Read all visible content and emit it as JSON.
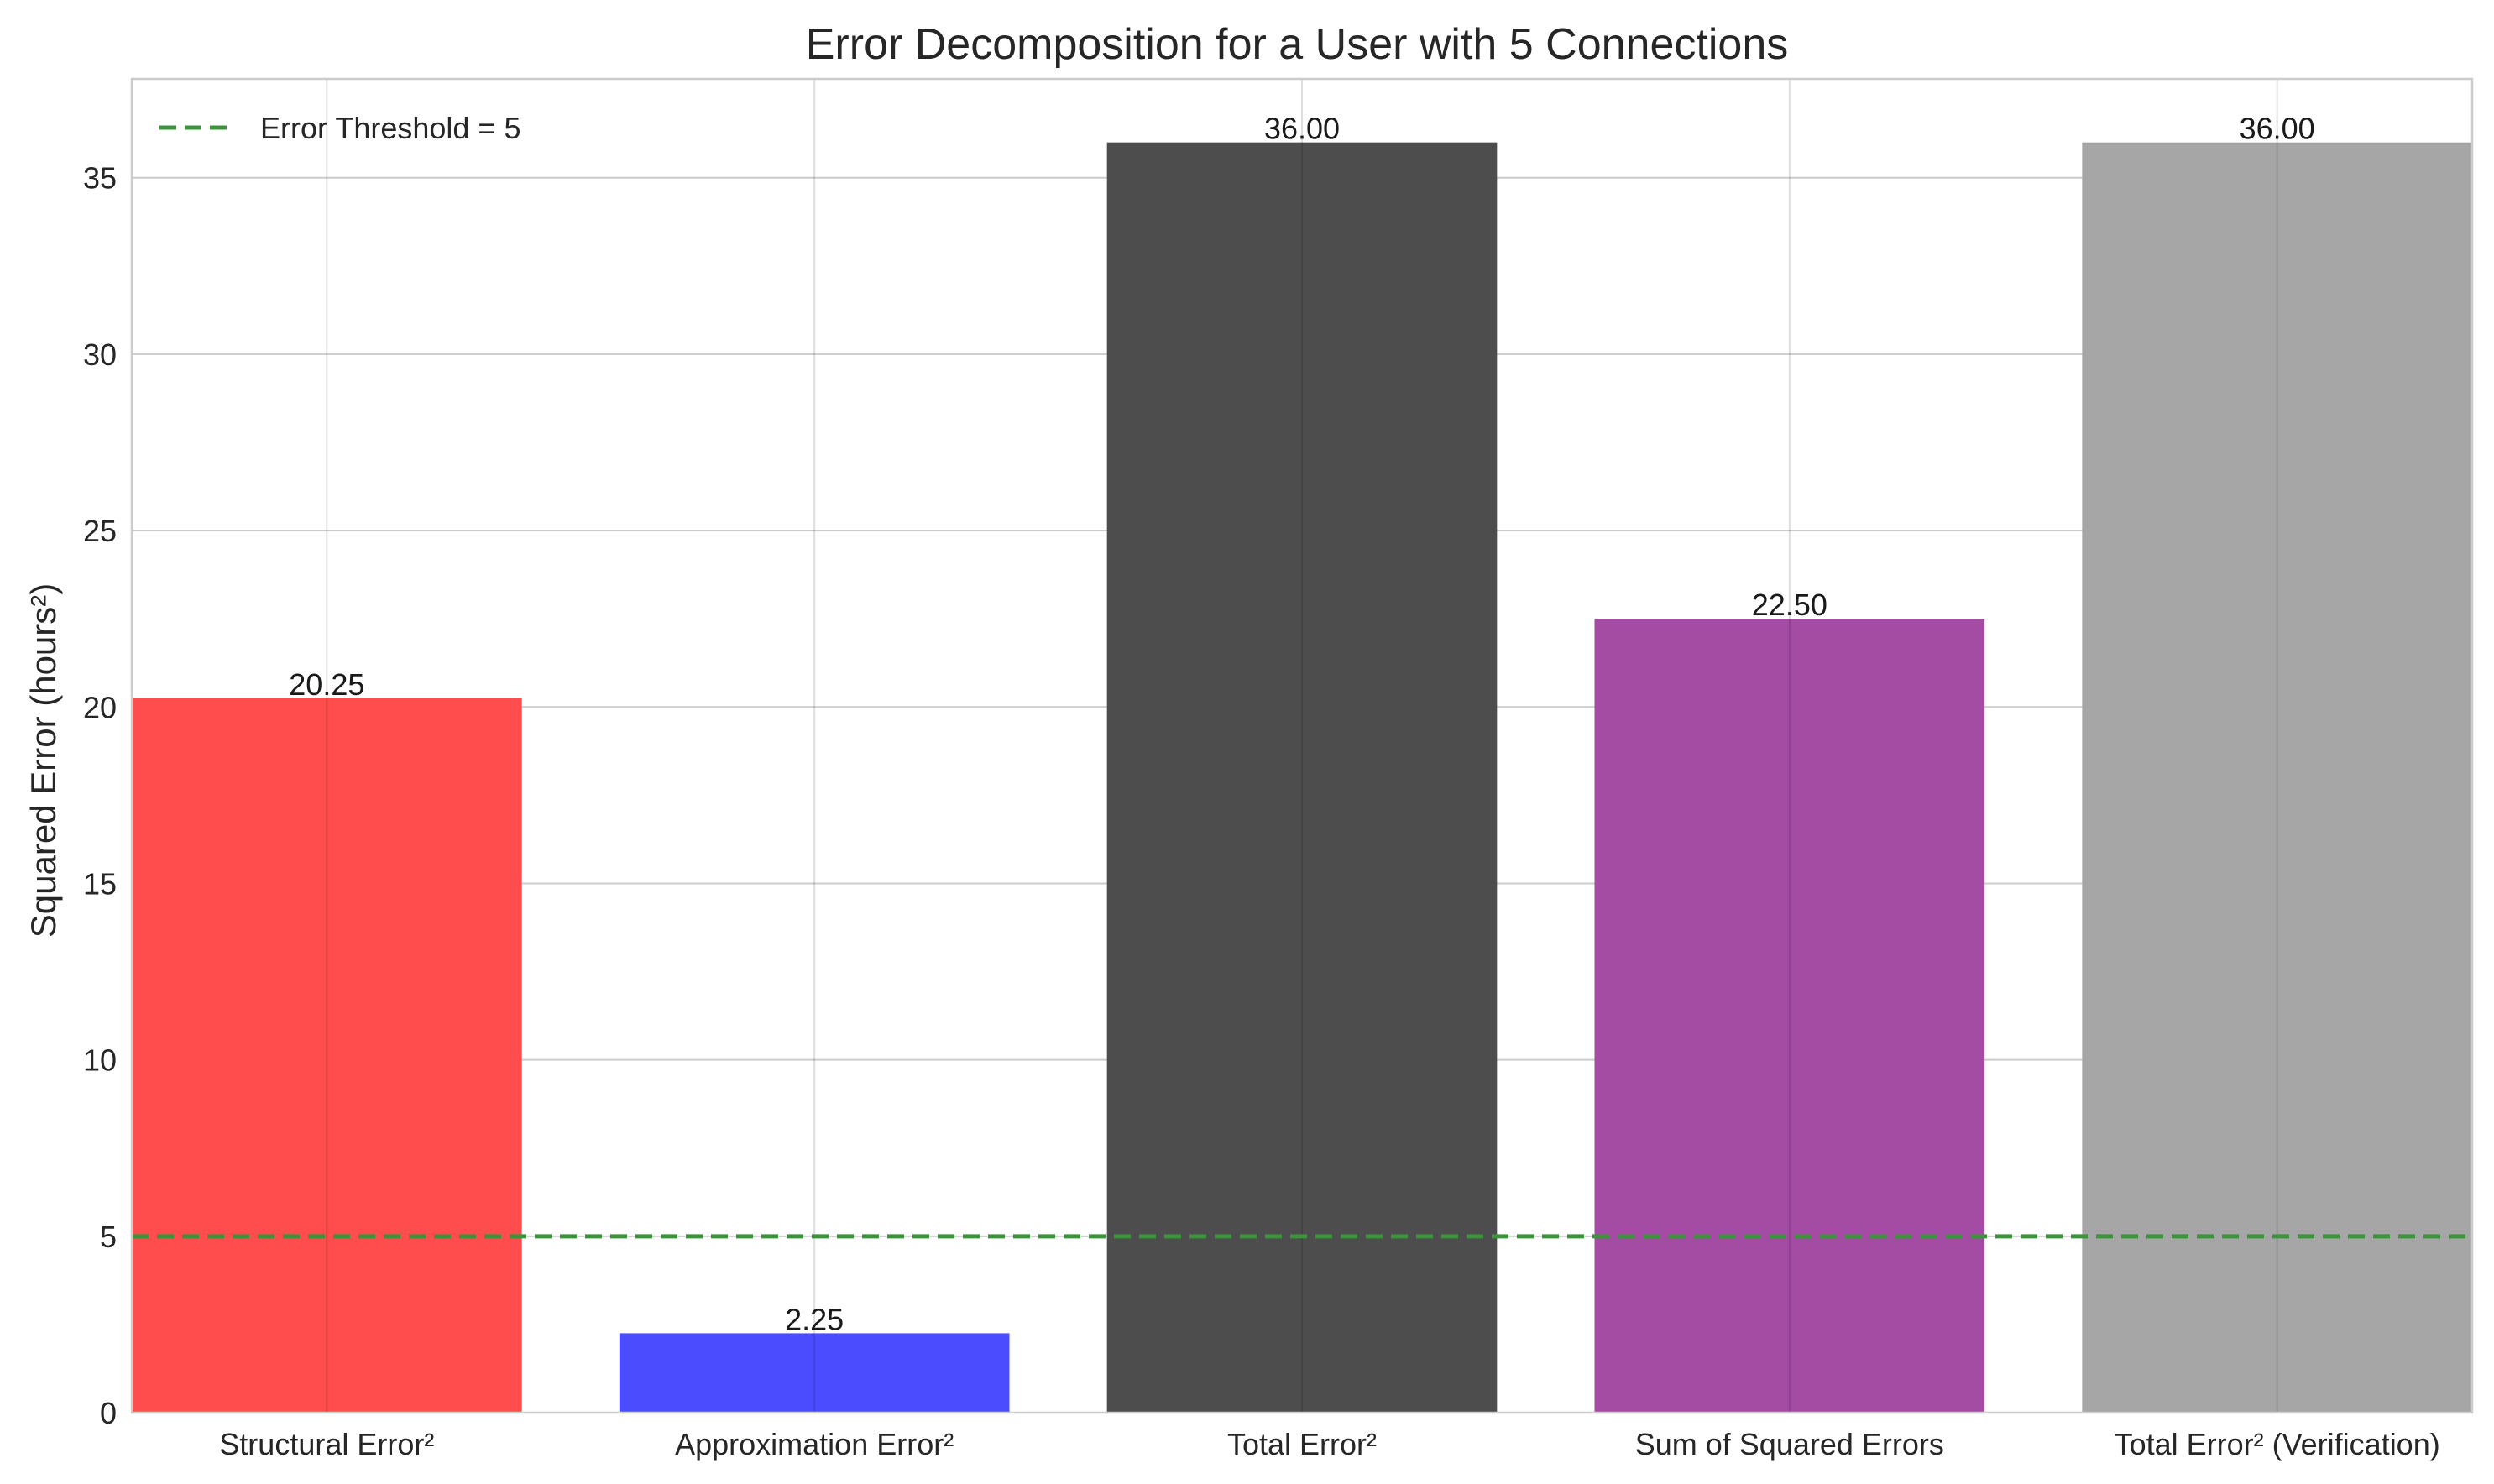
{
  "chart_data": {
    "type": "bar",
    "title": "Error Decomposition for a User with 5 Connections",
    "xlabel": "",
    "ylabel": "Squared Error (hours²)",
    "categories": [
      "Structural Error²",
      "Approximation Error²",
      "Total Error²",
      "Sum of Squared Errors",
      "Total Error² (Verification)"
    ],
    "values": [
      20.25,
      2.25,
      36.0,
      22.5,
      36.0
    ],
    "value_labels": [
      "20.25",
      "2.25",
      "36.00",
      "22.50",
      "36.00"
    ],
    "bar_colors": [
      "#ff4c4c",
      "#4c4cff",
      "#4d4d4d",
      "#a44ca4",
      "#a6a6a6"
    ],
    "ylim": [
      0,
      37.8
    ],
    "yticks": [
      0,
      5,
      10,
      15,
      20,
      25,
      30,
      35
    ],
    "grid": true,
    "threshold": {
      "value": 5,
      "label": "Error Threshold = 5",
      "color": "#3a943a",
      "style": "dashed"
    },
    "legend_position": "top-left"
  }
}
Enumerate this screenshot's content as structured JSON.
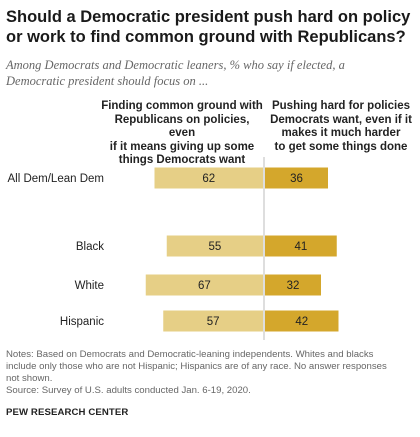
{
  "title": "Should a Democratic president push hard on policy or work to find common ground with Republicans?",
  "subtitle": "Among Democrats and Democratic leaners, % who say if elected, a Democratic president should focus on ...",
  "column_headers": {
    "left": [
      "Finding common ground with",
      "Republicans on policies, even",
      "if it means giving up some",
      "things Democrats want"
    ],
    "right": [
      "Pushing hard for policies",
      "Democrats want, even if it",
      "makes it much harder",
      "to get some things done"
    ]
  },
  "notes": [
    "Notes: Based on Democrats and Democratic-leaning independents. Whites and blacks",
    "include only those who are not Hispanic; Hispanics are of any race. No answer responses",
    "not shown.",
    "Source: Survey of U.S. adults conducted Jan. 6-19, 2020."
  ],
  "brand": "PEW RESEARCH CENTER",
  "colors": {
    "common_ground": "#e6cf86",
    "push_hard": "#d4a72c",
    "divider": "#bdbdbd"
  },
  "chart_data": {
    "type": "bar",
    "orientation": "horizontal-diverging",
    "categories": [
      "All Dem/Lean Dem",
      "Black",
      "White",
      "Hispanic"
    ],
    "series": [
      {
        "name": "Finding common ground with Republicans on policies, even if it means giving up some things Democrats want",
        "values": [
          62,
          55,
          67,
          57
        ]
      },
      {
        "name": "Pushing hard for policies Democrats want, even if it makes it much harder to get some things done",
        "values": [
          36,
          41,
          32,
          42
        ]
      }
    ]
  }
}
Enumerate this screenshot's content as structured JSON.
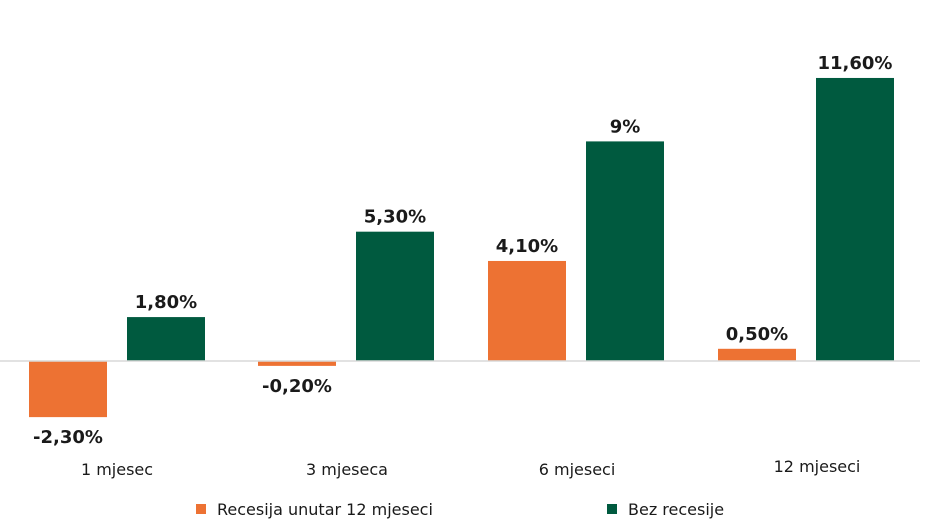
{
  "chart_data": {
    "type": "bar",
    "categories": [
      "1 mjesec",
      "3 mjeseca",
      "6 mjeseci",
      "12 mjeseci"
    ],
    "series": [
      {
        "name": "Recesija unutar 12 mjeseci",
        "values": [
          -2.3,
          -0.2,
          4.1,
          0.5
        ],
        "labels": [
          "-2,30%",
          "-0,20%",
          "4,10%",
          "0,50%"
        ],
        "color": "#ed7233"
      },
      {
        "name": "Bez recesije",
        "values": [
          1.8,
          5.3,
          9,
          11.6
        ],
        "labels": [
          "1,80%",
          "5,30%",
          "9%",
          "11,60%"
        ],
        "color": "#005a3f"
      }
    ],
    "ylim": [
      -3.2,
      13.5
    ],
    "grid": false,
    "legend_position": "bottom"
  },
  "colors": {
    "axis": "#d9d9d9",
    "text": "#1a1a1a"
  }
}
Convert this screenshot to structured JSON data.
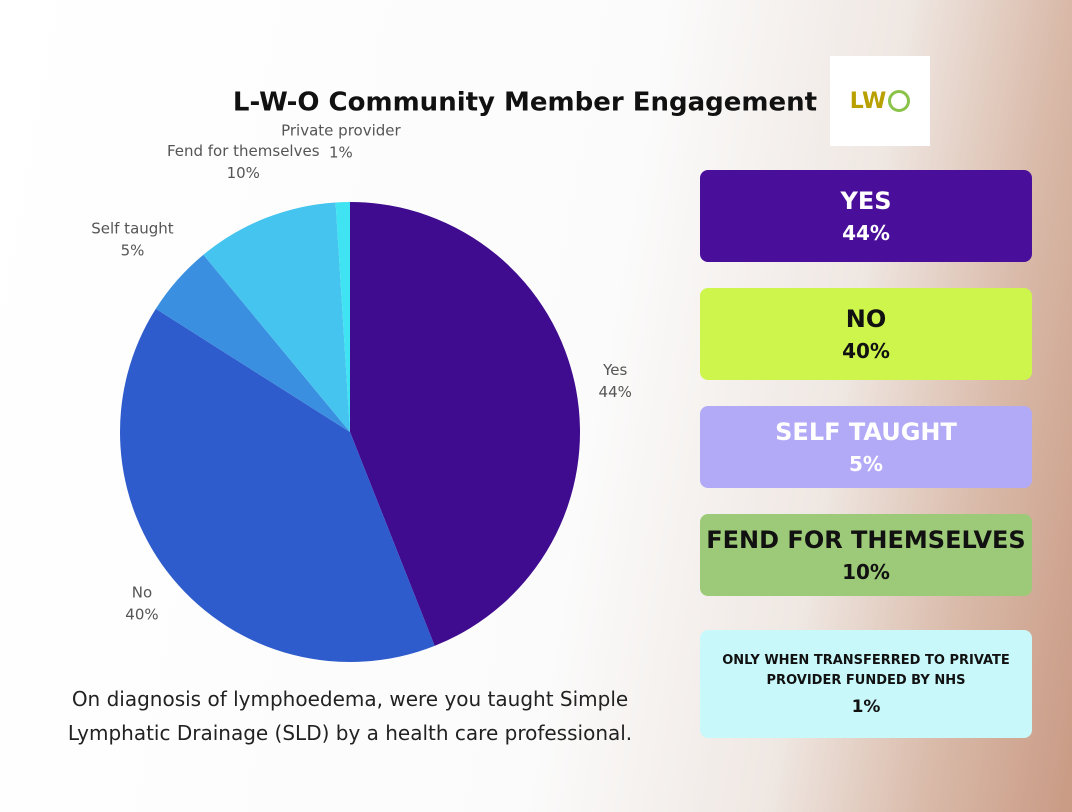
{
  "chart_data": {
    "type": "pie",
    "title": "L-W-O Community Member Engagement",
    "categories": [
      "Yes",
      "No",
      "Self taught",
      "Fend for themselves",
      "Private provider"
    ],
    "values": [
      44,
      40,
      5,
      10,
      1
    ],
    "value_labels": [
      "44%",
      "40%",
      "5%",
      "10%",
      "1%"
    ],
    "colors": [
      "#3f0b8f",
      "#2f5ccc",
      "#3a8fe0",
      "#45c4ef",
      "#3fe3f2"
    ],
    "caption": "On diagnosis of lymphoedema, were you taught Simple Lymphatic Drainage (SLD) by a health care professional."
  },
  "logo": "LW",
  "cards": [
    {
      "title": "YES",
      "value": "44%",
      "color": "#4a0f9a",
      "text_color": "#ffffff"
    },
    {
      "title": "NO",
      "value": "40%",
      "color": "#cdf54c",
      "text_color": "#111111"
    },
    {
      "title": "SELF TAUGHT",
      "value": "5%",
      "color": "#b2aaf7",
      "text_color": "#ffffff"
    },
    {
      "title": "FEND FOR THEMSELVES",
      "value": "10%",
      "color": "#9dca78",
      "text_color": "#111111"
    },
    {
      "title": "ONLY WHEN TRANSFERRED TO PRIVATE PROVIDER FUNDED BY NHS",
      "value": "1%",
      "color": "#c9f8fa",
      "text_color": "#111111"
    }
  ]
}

- - -

§ Problem details: Each line in the records above should be reproduced exactly; images are not copied.

§ The completed task:
Read all visible content and emit it as JSON.
{
  "chart_data": {
    "type": "bar",
    "title": "Error Decomposition for a User with 5 Connections",
    "xlabel": "",
    "ylabel": "Squared Error (hours²)",
    "categories": [
      "Structural Error²",
      "Approximation Error²",
      "Total Error²",
      "Sum of Squared Errors",
      "Total Error² (Verification)"
    ],
    "values": [
      20.25,
      2.25,
      36.0,
      22.5,
      36.0
    ],
    "value_labels": [
      "20.25",
      "2.25",
      "36.00",
      "22.50",
      "36.00"
    ],
    "bar_colors": [
      "#ff4c4c",
      "#4c4cff",
      "#4d4d4d",
      "#a44ca4",
      "#a6a6a6"
    ],
    "ylim": [
      0,
      37.8
    ],
    "yticks": [
      0,
      5,
      10,
      15,
      20,
      25,
      30,
      35
    ],
    "grid": true,
    "threshold": {
      "value": 5,
      "label": "Error Threshold = 5",
      "color": "#3a943a",
      "style": "dashed"
    },
    "legend_position": "top-left"
  }
}
Enumerate this screenshot's content as structured JSON.
{
  "title": "Should a Democratic president push hard on policy or work to find common ground with Republicans?",
  "subtitle": "Among Democrats and Democratic leaners, % who say if elected, a Democratic president should focus on ...",
  "column_headers": {
    "left": [
      "Finding common ground with",
      "Republicans on policies, even",
      "if it means giving up some",
      "things Democrats want"
    ],
    "right": [
      "Pushing hard for policies",
      "Democrats want, even if it",
      "makes it much harder",
      "to get some things done"
    ]
  },
  "notes": [
    "Notes: Based on Democrats and Democratic-leaning independents. Whites and blacks",
    "include only those who are not Hispanic; Hispanics are of any race. No answer responses",
    "not shown.",
    "Source: Survey of U.S. adults conducted Jan. 6-19, 2020."
  ],
  "brand": "PEW RESEARCH CENTER",
  "colors": {
    "common_ground": "#e6cf86",
    "push_hard": "#d4a72c",
    "divider": "#bdbdbd"
  },
  "chart_data": {
    "type": "bar",
    "orientation": "horizontal-diverging",
    "categories": [
      "All Dem/Lean Dem",
      "Black",
      "White",
      "Hispanic"
    ],
    "series": [
      {
        "name": "Finding common ground with Republicans on policies, even if it means giving up some things Democrats want",
        "values": [
          62,
          55,
          67,
          57
        ]
      },
      {
        "name": "Pushing hard for policies Democrats want, even if it makes it much harder to get some things done",
        "values": [
          36,
          41,
          32,
          42
        ]
      }
    ]
  }
}
Enumerate this screenshot's content as structured JSON.
{
  "chart_data": {
    "type": "bar",
    "categories": [
      "1 mjesec",
      "3 mjeseca",
      "6 mjeseci",
      "12 mjeseci"
    ],
    "series": [
      {
        "name": "Recesija unutar 12 mjeseci",
        "values": [
          -2.3,
          -0.2,
          4.1,
          0.5
        ],
        "labels": [
          "-2,30%",
          "-0,20%",
          "4,10%",
          "0,50%"
        ],
        "color": "#ed7233"
      },
      {
        "name": "Bez recesije",
        "values": [
          1.8,
          5.3,
          9,
          11.6
        ],
        "labels": [
          "1,80%",
          "5,30%",
          "9%",
          "11,60%"
        ],
        "color": "#005a3f"
      }
    ],
    "ylim": [
      -3.2,
      13.5
    ],
    "grid": false,
    "legend_position": "bottom"
  },
  "colors": {
    "axis": "#d9d9d9",
    "text": "#1a1a1a"
  }
}
Convert this screenshot to structured JSON data.
{
  "chart_data": {
    "type": "pie",
    "title": "L-W-O Community Member Engagement",
    "categories": [
      "Yes",
      "No",
      "Self taught",
      "Fend for themselves",
      "Private provider"
    ],
    "values": [
      44,
      40,
      5,
      10,
      1
    ],
    "value_labels": [
      "44%",
      "40%",
      "5%",
      "10%",
      "1%"
    ],
    "colors": [
      "#3f0b8f",
      "#2f5ccc",
      "#3a8fe0",
      "#45c4ef",
      "#3fe3f2"
    ],
    "caption": "On diagnosis of lymphoedema, were you taught Simple Lymphatic Drainage (SLD) by a health care professional."
  },
  "logo": "LW",
  "cards": [
    {
      "title": "YES",
      "value": "44%",
      "color": "#4a0f9a",
      "text_color": "#ffffff"
    },
    {
      "title": "NO",
      "value": "40%",
      "color": "#cdf54c",
      "text_color": "#111111"
    },
    {
      "title": "SELF TAUGHT",
      "value": "5%",
      "color": "#b2aaf7",
      "text_color": "#ffffff"
    },
    {
      "title": "FEND FOR THEMSELVES",
      "value": "10%",
      "color": "#9dca78",
      "text_color": "#111111"
    },
    {
      "title": "ONLY WHEN TRANSFERRED TO PRIVATE PROVIDER FUNDED BY NHS",
      "value": "1%",
      "color": "#c9f8fa",
      "text_color": "#111111"
    }
  ]
}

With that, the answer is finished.